_Work required_. Transcribe the records without changes, from their first line up to and including the line that contains "row-description: Pemeriksaan sistem".

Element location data
:::

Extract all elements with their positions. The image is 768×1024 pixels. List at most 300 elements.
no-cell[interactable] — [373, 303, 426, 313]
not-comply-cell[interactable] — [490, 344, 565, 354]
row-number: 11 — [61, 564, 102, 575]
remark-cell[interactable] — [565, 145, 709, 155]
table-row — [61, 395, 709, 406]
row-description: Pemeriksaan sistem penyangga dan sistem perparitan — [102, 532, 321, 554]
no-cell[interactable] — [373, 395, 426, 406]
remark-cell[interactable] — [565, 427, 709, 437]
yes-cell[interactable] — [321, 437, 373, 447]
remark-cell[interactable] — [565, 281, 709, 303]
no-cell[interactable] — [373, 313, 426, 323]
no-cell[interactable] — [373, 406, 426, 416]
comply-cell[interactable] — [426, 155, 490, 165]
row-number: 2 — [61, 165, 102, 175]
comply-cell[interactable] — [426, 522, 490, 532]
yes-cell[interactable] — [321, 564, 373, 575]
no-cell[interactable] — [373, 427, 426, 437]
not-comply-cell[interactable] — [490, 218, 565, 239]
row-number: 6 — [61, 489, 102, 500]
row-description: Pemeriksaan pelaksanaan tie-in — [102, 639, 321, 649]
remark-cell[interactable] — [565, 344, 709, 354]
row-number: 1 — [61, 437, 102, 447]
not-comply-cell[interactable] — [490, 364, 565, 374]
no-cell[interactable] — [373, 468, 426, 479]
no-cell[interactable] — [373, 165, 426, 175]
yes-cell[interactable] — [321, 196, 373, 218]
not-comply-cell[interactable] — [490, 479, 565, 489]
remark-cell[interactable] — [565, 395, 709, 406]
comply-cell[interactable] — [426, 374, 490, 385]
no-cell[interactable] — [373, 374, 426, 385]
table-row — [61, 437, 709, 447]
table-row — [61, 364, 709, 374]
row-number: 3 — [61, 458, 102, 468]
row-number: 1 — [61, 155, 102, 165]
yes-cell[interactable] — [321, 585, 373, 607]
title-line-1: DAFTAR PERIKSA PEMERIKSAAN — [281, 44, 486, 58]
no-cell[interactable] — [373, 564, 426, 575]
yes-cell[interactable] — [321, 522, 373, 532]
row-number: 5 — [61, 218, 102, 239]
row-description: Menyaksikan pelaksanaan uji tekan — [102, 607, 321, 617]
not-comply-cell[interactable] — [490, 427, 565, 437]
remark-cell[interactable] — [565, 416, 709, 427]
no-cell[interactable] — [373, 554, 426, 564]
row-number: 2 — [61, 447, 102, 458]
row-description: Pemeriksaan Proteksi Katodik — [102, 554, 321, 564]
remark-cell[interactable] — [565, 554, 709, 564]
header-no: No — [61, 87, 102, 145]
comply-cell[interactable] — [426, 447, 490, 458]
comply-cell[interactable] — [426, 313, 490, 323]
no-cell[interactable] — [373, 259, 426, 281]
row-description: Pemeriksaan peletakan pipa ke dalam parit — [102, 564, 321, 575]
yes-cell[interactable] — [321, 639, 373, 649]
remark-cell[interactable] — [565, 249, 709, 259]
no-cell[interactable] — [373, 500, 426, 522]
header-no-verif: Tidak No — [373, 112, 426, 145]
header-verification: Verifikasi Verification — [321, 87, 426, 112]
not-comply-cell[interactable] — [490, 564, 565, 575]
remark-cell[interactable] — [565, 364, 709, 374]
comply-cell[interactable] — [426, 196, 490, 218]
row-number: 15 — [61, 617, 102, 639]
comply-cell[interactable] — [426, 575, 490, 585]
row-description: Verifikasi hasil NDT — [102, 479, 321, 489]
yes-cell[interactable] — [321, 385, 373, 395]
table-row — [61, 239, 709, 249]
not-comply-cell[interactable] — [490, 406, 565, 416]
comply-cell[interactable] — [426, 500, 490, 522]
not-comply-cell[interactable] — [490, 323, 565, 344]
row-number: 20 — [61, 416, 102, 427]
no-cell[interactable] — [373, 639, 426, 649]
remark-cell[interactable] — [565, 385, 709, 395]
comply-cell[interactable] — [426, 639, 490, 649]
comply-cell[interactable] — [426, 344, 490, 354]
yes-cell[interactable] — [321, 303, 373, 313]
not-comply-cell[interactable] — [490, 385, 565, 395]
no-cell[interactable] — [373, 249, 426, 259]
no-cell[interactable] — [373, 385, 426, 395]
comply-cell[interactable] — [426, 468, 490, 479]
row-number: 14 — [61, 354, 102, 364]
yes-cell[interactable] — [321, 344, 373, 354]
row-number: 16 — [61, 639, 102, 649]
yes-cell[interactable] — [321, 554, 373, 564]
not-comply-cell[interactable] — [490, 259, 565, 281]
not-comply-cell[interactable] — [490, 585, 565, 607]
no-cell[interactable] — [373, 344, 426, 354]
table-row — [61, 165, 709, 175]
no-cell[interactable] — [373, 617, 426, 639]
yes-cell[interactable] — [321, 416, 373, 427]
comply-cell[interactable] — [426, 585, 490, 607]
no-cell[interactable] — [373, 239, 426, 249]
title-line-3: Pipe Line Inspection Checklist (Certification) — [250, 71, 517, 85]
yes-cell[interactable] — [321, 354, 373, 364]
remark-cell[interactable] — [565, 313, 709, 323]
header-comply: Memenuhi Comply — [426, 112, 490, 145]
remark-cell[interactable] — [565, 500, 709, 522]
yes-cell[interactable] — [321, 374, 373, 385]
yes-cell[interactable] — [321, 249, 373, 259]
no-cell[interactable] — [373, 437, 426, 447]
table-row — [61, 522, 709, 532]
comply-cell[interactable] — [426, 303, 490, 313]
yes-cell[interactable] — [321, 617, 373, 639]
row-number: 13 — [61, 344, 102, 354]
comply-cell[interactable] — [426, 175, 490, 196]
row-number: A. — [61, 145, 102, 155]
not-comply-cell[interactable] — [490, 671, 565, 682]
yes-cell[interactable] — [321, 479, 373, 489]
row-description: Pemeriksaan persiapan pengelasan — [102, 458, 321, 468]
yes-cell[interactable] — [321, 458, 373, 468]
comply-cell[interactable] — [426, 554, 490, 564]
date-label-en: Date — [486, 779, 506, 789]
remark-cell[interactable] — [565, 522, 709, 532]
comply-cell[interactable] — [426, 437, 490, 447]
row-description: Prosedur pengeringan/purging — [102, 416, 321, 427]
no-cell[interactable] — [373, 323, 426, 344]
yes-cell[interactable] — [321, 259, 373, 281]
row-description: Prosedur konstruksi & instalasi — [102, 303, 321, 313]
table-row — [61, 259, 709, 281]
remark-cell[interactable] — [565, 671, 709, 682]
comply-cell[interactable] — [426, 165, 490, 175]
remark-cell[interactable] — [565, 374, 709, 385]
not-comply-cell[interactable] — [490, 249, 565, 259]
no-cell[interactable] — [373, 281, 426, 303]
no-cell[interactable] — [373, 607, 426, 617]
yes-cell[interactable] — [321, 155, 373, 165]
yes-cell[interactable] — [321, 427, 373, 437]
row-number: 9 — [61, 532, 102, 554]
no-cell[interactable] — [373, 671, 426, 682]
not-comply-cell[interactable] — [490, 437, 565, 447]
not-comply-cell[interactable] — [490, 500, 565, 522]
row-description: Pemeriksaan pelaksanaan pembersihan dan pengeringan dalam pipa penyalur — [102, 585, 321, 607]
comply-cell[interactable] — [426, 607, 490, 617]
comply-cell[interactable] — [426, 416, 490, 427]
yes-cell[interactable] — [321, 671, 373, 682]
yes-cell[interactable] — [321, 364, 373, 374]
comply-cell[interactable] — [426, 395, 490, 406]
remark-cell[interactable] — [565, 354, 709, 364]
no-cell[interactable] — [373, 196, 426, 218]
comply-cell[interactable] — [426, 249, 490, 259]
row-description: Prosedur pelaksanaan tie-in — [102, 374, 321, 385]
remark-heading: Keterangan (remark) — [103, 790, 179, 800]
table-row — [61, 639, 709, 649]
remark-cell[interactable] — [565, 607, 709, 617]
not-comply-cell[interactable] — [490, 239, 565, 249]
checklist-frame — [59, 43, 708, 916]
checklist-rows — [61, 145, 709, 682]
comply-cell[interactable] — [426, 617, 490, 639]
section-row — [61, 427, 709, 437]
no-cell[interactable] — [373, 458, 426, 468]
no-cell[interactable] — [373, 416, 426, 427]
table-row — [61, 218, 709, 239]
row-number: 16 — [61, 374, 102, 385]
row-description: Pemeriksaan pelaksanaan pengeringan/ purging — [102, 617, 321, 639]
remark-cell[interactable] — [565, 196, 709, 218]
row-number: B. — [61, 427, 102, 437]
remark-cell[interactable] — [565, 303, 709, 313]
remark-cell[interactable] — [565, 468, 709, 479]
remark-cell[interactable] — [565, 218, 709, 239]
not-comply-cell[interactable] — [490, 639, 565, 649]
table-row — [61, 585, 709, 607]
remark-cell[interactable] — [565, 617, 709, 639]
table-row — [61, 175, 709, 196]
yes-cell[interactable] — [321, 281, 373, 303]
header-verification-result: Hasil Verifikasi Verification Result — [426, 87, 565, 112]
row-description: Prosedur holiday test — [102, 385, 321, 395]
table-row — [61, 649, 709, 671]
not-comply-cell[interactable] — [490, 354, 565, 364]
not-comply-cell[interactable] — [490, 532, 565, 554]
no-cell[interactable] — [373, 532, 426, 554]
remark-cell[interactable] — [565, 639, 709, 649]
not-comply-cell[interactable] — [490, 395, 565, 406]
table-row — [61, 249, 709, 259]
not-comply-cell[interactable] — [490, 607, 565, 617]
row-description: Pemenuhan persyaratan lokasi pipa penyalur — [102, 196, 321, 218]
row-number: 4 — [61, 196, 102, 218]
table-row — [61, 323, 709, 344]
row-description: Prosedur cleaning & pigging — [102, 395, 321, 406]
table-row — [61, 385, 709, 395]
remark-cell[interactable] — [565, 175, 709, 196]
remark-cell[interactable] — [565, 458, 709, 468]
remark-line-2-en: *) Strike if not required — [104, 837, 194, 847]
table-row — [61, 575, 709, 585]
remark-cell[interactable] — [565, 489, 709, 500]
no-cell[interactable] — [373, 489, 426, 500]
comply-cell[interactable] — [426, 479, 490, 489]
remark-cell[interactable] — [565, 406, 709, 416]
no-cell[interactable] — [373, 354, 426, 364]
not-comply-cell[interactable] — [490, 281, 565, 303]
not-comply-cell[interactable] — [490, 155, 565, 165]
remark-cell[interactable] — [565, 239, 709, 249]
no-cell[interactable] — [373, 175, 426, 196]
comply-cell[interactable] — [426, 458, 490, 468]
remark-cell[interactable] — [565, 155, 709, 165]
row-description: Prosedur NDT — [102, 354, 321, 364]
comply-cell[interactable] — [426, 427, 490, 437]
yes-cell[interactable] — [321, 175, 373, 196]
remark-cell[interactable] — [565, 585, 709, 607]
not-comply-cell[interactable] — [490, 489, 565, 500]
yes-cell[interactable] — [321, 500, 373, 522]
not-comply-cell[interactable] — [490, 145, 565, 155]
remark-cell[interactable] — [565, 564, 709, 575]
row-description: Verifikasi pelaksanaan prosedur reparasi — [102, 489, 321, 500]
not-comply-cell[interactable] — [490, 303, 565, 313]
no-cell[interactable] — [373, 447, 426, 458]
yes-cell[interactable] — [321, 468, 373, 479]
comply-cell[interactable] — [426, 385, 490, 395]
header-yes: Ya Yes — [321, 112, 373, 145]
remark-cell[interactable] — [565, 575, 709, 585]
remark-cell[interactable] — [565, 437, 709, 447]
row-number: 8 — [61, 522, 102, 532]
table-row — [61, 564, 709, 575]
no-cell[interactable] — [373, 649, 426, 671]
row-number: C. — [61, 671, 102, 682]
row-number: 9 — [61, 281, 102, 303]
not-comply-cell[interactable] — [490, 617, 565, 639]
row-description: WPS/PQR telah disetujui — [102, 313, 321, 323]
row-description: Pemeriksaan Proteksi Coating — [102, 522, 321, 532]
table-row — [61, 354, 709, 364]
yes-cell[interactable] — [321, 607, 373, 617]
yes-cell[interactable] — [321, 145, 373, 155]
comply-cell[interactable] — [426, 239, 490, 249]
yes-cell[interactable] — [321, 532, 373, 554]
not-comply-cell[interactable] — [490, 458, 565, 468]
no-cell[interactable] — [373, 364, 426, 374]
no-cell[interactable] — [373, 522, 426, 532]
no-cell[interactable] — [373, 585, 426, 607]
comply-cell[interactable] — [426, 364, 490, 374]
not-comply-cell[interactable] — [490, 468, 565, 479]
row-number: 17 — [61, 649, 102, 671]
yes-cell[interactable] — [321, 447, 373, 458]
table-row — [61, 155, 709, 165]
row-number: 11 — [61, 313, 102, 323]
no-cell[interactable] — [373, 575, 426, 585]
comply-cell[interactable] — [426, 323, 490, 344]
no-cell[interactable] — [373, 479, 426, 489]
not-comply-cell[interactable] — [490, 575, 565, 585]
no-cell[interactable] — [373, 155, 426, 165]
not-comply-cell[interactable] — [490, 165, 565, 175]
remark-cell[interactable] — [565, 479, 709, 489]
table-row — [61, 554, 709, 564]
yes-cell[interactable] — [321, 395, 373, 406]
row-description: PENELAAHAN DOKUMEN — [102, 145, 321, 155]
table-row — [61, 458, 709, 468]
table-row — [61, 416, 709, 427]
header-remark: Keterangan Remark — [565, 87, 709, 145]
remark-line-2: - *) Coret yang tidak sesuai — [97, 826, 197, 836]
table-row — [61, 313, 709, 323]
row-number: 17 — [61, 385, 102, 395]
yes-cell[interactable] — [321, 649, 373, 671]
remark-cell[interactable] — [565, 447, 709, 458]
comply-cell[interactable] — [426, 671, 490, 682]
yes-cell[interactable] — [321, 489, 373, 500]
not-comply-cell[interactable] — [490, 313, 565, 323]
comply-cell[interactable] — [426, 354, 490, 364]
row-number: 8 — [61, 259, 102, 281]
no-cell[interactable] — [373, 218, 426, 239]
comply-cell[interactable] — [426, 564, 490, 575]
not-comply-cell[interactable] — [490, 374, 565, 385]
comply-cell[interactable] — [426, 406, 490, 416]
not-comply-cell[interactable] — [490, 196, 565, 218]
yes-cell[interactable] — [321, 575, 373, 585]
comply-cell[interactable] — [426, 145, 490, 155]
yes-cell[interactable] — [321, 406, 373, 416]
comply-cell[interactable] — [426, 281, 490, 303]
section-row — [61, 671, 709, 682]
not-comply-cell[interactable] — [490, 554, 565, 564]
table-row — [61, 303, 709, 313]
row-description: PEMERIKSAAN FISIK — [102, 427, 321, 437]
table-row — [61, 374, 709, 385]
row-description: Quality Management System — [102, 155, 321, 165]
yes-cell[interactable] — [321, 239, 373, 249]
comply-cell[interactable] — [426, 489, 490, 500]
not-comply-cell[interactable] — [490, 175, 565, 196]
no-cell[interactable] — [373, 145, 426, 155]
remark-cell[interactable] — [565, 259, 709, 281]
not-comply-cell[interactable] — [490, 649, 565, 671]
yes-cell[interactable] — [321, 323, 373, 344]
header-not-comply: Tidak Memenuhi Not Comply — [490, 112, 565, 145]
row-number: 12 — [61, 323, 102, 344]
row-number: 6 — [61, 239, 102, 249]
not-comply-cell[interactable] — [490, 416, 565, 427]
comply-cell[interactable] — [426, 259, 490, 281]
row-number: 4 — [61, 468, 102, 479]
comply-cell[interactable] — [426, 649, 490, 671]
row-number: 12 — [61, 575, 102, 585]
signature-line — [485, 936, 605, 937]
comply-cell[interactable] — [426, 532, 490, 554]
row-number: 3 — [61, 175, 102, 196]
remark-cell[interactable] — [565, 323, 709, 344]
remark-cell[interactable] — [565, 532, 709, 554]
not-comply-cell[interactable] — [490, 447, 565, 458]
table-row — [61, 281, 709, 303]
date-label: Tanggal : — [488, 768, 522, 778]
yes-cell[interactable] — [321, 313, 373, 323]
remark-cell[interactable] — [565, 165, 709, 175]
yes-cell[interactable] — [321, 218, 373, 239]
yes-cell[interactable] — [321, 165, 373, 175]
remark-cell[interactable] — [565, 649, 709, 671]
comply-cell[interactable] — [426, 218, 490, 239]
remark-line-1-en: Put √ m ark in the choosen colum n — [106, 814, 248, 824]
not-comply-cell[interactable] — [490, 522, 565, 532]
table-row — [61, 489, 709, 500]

:::

_Exercise answer_.
Extract all elements with their positions. The image is 768×1024 pixels. List at most 300 elements.
no-cell[interactable] — [373, 303, 426, 313]
not-comply-cell[interactable] — [490, 344, 565, 354]
row-number: 11 — [61, 564, 102, 575]
remark-cell[interactable] — [565, 145, 709, 155]
table-row — [61, 395, 709, 406]
row-description: Pemeriksaan sistem penyangga dan sistem perparitan — [102, 532, 321, 554]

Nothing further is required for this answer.